== Exercise requirements ==
Search the records that follow and extract every line containing the string "derivatives".

***** Raw data

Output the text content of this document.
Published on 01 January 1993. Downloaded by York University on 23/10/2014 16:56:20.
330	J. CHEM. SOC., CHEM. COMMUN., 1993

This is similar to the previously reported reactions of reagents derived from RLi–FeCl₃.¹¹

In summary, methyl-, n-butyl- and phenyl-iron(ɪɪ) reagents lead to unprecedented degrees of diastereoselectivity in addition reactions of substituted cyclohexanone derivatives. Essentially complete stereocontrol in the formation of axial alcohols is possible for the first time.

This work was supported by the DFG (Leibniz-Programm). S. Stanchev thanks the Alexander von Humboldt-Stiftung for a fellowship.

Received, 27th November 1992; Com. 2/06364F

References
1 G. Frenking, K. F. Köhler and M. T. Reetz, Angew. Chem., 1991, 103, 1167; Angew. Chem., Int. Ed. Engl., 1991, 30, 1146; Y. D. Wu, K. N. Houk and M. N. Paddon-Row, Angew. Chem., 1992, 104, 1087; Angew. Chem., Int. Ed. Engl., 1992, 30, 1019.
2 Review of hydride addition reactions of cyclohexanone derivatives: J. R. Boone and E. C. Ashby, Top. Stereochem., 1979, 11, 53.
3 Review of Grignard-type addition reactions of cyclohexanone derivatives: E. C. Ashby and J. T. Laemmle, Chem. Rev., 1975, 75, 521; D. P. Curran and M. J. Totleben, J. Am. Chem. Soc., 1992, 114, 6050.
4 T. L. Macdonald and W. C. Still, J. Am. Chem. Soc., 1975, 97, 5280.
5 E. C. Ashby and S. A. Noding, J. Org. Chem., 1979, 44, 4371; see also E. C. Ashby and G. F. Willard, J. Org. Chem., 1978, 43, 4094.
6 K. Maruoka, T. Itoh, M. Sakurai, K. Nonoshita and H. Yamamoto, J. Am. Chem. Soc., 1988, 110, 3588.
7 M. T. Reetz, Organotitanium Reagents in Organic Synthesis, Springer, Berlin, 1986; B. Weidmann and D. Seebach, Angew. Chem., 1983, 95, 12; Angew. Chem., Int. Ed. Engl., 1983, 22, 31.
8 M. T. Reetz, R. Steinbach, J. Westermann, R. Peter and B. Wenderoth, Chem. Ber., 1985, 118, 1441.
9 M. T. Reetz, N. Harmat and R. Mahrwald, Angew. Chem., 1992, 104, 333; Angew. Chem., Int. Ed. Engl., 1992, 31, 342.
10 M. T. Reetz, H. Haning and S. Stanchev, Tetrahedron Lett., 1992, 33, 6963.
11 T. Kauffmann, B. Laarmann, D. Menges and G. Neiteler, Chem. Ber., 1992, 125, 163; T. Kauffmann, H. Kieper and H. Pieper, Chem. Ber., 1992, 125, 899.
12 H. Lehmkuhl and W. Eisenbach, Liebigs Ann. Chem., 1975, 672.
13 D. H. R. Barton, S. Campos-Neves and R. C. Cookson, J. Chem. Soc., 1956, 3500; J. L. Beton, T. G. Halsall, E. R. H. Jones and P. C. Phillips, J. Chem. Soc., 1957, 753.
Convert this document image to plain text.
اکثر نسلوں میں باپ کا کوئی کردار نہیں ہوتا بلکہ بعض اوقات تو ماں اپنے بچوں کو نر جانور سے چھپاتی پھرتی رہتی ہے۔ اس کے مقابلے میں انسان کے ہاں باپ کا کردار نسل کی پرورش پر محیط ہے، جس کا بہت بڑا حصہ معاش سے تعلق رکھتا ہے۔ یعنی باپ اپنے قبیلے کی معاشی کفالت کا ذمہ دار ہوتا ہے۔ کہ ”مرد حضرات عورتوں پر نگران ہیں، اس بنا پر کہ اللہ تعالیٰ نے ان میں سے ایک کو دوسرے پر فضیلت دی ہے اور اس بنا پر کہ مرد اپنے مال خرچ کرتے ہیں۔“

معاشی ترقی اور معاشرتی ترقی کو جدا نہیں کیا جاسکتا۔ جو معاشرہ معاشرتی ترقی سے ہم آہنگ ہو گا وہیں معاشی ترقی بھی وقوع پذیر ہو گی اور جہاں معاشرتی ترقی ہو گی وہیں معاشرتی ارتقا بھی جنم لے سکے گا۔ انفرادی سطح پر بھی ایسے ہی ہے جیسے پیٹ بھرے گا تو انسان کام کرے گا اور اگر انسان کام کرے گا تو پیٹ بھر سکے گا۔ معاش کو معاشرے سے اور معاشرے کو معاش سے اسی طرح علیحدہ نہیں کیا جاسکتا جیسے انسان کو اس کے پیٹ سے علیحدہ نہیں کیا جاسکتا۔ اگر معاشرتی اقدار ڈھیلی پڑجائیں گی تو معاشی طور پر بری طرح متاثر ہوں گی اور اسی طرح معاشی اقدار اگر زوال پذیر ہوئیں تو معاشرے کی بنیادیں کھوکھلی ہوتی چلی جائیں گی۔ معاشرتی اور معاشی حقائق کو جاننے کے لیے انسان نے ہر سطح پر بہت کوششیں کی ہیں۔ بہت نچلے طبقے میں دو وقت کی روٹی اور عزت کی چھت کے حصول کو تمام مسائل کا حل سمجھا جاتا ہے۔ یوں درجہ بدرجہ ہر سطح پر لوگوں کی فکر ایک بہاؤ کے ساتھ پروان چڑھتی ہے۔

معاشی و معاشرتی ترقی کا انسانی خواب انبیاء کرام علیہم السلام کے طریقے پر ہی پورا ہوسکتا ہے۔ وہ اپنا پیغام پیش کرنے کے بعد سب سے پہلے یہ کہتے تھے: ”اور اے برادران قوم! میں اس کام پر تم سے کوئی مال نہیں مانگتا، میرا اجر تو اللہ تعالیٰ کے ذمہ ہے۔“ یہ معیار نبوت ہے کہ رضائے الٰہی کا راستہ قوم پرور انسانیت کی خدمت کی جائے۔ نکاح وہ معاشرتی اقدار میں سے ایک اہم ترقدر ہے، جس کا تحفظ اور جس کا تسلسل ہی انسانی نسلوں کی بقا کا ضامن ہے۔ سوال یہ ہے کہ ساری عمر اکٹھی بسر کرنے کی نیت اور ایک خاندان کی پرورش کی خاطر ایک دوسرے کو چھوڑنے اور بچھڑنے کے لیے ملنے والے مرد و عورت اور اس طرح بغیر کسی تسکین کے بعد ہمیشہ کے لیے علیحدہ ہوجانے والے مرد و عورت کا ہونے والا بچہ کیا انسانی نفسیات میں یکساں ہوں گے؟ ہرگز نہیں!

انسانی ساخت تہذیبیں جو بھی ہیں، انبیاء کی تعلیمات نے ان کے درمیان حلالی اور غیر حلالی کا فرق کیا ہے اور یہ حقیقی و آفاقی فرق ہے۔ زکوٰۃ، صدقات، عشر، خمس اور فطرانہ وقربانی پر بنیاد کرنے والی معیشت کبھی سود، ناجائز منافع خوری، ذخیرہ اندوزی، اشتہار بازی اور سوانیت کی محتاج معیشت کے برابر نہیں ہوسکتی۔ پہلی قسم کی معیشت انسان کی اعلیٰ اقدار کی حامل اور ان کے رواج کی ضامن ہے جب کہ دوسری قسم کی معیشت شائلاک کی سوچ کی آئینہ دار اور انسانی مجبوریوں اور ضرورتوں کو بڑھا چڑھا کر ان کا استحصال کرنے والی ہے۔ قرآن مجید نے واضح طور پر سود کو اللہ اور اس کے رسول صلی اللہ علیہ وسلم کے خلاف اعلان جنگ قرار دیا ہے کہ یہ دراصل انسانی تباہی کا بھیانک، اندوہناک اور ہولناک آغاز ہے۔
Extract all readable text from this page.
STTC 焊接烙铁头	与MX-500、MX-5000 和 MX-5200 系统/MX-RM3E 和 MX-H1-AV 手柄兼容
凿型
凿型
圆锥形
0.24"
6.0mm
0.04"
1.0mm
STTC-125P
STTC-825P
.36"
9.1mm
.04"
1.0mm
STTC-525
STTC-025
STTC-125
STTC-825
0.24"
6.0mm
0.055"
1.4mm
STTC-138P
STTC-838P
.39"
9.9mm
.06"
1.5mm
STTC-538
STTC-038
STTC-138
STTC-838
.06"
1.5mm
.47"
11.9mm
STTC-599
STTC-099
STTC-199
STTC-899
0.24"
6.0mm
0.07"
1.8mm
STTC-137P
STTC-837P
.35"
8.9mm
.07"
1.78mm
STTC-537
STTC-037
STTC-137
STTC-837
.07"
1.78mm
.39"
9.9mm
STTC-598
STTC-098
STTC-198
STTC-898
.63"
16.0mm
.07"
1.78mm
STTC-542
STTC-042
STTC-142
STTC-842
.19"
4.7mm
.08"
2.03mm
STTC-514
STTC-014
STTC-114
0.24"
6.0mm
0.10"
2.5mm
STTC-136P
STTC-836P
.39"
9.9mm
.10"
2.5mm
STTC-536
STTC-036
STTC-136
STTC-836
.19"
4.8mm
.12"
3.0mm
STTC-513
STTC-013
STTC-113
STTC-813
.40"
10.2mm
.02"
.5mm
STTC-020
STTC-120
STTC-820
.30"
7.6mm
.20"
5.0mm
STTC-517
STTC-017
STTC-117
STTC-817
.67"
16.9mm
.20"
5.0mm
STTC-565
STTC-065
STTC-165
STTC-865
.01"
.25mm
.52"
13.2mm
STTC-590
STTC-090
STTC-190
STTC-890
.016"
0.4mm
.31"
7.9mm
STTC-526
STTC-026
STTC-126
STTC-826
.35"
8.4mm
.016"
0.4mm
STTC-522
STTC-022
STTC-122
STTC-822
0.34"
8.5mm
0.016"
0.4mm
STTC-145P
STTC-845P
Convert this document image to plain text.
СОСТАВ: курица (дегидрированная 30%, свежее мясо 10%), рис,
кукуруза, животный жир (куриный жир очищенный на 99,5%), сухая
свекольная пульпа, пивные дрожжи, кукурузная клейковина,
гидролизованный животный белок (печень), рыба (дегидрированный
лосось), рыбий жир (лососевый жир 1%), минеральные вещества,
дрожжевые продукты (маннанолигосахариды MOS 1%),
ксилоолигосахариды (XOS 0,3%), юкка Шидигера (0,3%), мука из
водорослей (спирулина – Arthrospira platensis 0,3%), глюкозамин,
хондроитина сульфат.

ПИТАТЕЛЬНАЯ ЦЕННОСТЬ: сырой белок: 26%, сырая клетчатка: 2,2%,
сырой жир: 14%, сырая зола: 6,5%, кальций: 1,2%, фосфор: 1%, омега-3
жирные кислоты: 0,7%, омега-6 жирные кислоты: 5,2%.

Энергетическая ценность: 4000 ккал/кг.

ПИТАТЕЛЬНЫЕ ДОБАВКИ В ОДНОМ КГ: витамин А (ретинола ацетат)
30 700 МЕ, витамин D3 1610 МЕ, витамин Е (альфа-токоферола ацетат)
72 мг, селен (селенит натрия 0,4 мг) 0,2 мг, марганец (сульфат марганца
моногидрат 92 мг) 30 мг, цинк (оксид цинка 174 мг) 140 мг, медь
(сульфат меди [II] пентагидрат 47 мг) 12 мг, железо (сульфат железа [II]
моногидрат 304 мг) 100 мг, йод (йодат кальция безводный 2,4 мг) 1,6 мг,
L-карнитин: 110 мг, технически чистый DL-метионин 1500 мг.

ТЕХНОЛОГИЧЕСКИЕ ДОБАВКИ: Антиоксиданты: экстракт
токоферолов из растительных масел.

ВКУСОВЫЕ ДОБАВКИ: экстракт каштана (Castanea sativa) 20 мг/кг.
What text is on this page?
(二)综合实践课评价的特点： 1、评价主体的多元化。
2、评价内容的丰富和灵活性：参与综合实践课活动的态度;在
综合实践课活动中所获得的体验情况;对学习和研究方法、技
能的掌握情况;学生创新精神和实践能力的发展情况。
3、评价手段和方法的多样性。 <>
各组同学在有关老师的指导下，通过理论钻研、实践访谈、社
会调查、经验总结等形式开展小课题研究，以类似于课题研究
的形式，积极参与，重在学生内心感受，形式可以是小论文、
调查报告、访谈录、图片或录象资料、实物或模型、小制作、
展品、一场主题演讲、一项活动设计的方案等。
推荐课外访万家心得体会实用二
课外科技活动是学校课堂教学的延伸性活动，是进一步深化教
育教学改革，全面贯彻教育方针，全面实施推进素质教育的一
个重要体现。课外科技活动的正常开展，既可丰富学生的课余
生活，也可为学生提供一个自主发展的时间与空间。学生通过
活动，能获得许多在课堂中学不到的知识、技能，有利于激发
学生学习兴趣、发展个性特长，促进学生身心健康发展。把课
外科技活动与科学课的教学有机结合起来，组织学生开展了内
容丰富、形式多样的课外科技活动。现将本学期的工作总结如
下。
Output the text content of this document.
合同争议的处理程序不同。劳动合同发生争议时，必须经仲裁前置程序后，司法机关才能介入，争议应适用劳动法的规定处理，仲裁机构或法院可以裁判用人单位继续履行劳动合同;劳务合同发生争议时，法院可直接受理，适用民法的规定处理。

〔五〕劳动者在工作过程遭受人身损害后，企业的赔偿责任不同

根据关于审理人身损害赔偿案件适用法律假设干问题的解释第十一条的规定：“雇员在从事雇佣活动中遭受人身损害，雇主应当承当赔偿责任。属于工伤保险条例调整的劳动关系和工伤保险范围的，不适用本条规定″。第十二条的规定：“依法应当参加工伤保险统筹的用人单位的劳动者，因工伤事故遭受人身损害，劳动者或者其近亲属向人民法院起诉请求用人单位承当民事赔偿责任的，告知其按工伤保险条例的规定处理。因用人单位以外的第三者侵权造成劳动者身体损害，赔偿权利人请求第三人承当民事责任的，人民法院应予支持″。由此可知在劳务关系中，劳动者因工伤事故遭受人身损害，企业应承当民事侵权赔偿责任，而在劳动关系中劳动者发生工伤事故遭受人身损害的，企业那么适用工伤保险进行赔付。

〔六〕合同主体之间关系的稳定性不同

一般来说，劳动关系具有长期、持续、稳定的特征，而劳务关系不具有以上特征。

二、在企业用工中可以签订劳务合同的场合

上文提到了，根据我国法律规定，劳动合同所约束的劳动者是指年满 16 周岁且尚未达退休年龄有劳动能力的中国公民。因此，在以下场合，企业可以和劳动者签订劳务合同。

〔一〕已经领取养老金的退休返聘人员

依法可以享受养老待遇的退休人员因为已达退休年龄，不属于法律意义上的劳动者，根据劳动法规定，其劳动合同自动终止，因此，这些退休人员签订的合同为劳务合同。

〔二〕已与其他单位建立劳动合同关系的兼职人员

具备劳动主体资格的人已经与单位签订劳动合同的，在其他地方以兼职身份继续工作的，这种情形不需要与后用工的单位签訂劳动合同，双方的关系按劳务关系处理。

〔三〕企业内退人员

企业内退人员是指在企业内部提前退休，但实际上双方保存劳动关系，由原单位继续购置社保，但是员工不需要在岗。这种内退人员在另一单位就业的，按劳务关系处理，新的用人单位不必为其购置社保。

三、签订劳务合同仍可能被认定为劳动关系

**********

== Completed exercise ==
In summary, methyl-, n-butyl- and phenyl-iron(ɪɪ) reagents lead to unprecedented degrees of diastereoselectivity in addition reactions of substituted cyclohexanone derivatives. Essentially complete stereocontrol in the formation of axial alcohols is possible for the first time.
2 Review of hydride addition reactions of cyclohexanone derivatives: J. R. Boone and E. C. Ashby, Top. Stereochem., 1979, 11, 53.
3 Review of Grignard-type addition reactions of cyclohexanone derivatives: E. C. Ashby and J. T. Laemmle, Chem. Rev., 1975, 75, 521; D. P. Curran and M. J. Totleben, J. Am. Chem. Soc., 1992, 114, 6050.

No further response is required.